**What you have to do**.
Return every line of the material exactly.
══ Input rows
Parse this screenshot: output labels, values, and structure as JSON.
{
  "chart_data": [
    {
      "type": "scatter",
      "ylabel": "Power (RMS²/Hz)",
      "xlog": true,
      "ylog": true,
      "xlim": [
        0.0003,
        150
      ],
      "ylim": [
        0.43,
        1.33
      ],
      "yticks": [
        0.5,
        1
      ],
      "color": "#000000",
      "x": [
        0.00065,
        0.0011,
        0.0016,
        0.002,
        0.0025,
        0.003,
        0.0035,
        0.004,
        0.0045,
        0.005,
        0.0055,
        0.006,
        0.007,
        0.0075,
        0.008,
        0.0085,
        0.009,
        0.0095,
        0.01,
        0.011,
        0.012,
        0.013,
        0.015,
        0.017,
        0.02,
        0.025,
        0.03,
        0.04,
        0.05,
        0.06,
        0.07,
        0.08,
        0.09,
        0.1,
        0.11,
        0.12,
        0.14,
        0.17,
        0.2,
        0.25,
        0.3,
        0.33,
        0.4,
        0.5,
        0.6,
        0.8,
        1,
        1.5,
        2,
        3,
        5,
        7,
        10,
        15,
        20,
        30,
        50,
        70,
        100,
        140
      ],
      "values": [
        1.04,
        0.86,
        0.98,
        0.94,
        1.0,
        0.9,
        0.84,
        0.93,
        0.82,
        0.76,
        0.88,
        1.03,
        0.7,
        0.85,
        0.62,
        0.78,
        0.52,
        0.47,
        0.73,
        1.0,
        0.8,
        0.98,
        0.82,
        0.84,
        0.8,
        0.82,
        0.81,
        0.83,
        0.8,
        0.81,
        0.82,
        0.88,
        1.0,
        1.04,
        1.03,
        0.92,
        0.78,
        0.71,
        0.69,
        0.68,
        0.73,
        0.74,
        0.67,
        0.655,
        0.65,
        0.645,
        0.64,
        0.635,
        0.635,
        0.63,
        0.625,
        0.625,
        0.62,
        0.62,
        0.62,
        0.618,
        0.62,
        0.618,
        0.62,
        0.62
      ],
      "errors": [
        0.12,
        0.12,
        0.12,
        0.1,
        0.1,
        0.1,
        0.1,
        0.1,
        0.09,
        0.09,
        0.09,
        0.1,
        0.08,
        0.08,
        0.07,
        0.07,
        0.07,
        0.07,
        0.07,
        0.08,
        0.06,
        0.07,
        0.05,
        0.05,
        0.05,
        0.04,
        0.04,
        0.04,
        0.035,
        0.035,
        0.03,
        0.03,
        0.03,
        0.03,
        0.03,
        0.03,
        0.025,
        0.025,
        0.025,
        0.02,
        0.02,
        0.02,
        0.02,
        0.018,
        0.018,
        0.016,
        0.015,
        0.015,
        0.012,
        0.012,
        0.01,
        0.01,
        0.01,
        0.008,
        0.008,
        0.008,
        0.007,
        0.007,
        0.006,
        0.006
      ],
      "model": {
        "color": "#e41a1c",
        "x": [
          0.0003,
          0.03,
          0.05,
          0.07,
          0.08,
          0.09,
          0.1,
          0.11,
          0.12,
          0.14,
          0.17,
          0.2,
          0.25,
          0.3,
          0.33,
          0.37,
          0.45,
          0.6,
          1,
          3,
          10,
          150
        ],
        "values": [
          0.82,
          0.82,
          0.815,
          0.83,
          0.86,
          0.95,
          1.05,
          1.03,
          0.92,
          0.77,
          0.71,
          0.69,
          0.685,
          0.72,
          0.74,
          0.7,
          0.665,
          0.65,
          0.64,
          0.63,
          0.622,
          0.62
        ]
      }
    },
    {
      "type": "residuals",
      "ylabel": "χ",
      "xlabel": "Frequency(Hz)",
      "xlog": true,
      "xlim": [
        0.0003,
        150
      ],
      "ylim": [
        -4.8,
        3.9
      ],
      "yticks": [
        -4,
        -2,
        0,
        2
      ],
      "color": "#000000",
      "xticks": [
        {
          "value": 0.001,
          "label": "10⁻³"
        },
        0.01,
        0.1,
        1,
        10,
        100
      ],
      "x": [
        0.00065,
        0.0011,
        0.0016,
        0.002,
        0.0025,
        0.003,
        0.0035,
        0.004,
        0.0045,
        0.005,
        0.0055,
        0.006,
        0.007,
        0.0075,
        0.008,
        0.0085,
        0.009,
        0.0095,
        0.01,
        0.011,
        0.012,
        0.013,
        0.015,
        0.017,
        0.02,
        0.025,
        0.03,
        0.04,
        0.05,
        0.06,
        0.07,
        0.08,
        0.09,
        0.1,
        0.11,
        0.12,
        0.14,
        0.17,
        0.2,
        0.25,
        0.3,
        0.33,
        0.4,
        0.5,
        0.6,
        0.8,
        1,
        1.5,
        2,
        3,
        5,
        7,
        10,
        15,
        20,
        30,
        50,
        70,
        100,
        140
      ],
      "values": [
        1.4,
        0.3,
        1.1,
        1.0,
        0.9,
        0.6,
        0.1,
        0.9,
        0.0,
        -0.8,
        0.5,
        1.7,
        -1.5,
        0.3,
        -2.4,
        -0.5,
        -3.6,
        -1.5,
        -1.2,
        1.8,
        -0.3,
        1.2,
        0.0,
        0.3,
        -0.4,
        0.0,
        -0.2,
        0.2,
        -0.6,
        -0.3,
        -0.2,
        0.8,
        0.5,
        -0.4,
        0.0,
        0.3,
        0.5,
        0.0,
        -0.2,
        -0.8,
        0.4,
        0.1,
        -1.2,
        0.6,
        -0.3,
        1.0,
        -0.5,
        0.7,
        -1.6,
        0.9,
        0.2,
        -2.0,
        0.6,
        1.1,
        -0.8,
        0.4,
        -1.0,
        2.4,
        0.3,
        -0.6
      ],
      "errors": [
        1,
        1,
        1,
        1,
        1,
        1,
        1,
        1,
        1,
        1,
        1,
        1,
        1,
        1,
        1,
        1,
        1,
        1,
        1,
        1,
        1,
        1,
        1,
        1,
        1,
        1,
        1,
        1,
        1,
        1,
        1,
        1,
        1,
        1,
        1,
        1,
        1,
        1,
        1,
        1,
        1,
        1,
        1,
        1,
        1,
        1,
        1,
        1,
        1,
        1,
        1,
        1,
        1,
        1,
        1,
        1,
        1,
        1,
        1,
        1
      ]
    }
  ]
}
════
**Expected output**.
Parse this screenshot: output labels, values, and structure as JSON.
{
  "chart_data": [
    {
      "type": "scatter",
      "ylabel": "Power (RMS²/Hz)",
      "xlog": true,
      "ylog": true,
      "xlim": [
        0.0003,
        150
      ],
      "ylim": [
        0.43,
        1.33
      ],
      "yticks": [
        0.5,
        1
      ],
      "color": "#000000",
      "x": [
        0.00065,
        0.0011,
        0.0016,
        0.002,
        0.0025,
        0.003,
        0.0035,
        0.004,
        0.0045,
        0.005,
        0.0055,
        0.006,
        0.007,
        0.0075,
        0.008,
        0.0085,
        0.009,
        0.0095,
        0.01,
        0.011,
        0.012,
        0.013,
        0.015,
        0.017,
        0.02,
        0.025,
        0.03,
        0.04,
        0.05,
        0.06,
        0.07,
        0.08,
        0.09,
        0.1,
        0.11,
        0.12,
        0.14,
        0.17,
        0.2,
        0.25,
        0.3,
        0.33,
        0.4,
        0.5,
        0.6,
        0.8,
        1,
        1.5,
        2,
        3,
        5,
        7,
        10,
        15,
        20,
        30,
        50,
        70,
        100,
        140
      ],
      "values": [
        1.04,
        0.86,
        0.98,
        0.94,
        1.0,
        0.9,
        0.84,
        0.93,
        0.82,
        0.76,
        0.88,
        1.03,
        0.7,
        0.85,
        0.62,
        0.78,
        0.52,
        0.47,
        0.73,
        1.0,
        0.8,
        0.98,
        0.82,
        0.84,
        0.8,
        0.82,
        0.81,
        0.83,
        0.8,
        0.81,
        0.82,
        0.88,
        1.0,
        1.04,
        1.03,
        0.92,
        0.78,
        0.71,
        0.69,
        0.68,
        0.73,
        0.74,
        0.67,
        0.655,
        0.65,
        0.645,
        0.64,
        0.635,
        0.635,
        0.63,
        0.625,
        0.625,
        0.62,
        0.62,
        0.62,
        0.618,
        0.62,
        0.618,
        0.62,
        0.62
      ],
      "errors": [
        0.12,
        0.12,
        0.12,
        0.1,
        0.1,
        0.1,
        0.1,
        0.1,
        0.09,
        0.09,
        0.09,
        0.1,
        0.08,
        0.08,
        0.07,
        0.07,
        0.07,
        0.07,
        0.07,
        0.08,
        0.06,
        0.07,
        0.05,
        0.05,
        0.05,
        0.04,
        0.04,
        0.04,
        0.035,
        0.035,
        0.03,
        0.03,
        0.03,
        0.03,
        0.03,
        0.03,
        0.025,
        0.025,
        0.025,
        0.02,
        0.02,
        0.02,
        0.02,
        0.018,
        0.018,
        0.016,
        0.015,
        0.015,
        0.012,
        0.012,
        0.01,
        0.01,
        0.01,
        0.008,
        0.008,
        0.008,
        0.007,
        0.007,
        0.006,
        0.006
      ],
      "model": {
        "color": "#e41a1c",
        "x": [
          0.0003,
          0.03,
          0.05,
          0.07,
          0.08,
          0.09,
          0.1,
          0.11,
          0.12,
          0.14,
          0.17,
          0.2,
          0.25,
          0.3,
          0.33,
          0.37,
          0.45,
          0.6,
          1,
          3,
          10,
          150
        ],
        "values": [
          0.82,
          0.82,
          0.815,
          0.83,
          0.86,
          0.95,
          1.05,
          1.03,
          0.92,
          0.77,
          0.71,
          0.69,
          0.685,
          0.72,
          0.74,
          0.7,
          0.665,
          0.65,
          0.64,
          0.63,
          0.622,
          0.62
        ]
      }
    },
    {
      "type": "residuals",
      "ylabel": "χ",
      "xlabel": "Frequency(Hz)",
      "xlog": true,
      "xlim": [
        0.0003,
        150
      ],
      "ylim": [
        -4.8,
        3.9
      ],
      "yticks": [
        -4,
        -2,
        0,
        2
      ],
      "color": "#000000",
      "xticks": [
        {
          "value": 0.001,
          "label": "10⁻³"
        },
        0.01,
        0.1,
        1,
        10,
        100
      ],
      "x": [
        0.00065,
        0.0011,
        0.0016,
        0.002,
        0.0025,
        0.003,
        0.0035,
        0.004,
        0.0045,
        0.005,
        0.0055,
        0.006,
        0.007,
        0.0075,
        0.008,
        0.0085,
        0.009,
        0.0095,
        0.01,
        0.011,
        0.012,
        0.013,
        0.015,
        0.017,
        0.02,
        0.025,
        0.03,
        0.04,
        0.05,
        0.06,
        0.07,
        0.08,
        0.09,
        0.1,
        0.11,
        0.12,
        0.14,
        0.17,
        0.2,
        0.25,
        0.3,
        0.33,
        0.4,
        0.5,
        0.6,
        0.8,
        1,
        1.5,
        2,
        3,
        5,
        7,
        10,
        15,
        20,
        30,
        50,
        70,
        100,
        140
      ],
      "values": [
        1.4,
        0.3,
        1.1,
        1.0,
        0.9,
        0.6,
        0.1,
        0.9,
        0.0,
        -0.8,
        0.5,
        1.7,
        -1.5,
        0.3,
        -2.4,
        -0.5,
        -3.6,
        -1.5,
        -1.2,
        1.8,
        -0.3,
        1.2,
        0.0,
        0.3,
        -0.4,
        0.0,
        -0.2,
        0.2,
        -0.6,
        -0.3,
        -0.2,
        0.8,
        0.5,
        -0.4,
        0.0,
        0.3,
        0.5,
        0.0,
        -0.2,
        -0.8,
        0.4,
        0.1,
        -1.2,
        0.6,
        -0.3,
        1.0,
        -0.5,
        0.7,
        -1.6,
        0.9,
        0.2,
        -2.0,
        0.6,
        1.1,
        -0.8,
        0.4,
        -1.0,
        2.4,
        0.3,
        -0.6
      ],
      "errors": [
        1,
        1,
        1,
        1,
        1,
        1,
        1,
        1,
        1,
        1,
        1,
        1,
        1,
        1,
        1,
        1,
        1,
        1,
        1,
        1,
        1,
        1,
        1,
        1,
        1,
        1,
        1,
        1,
        1,
        1,
        1,
        1,
        1,
        1,
        1,
        1,
        1,
        1,
        1,
        1,
        1,
        1,
        1,
        1,
        1,
        1,
        1,
        1,
        1,
        1,
        1,
        1,
        1,
        1,
        1,
        1,
        1,
        1,
        1,
        1
      ]
    }
  ]
}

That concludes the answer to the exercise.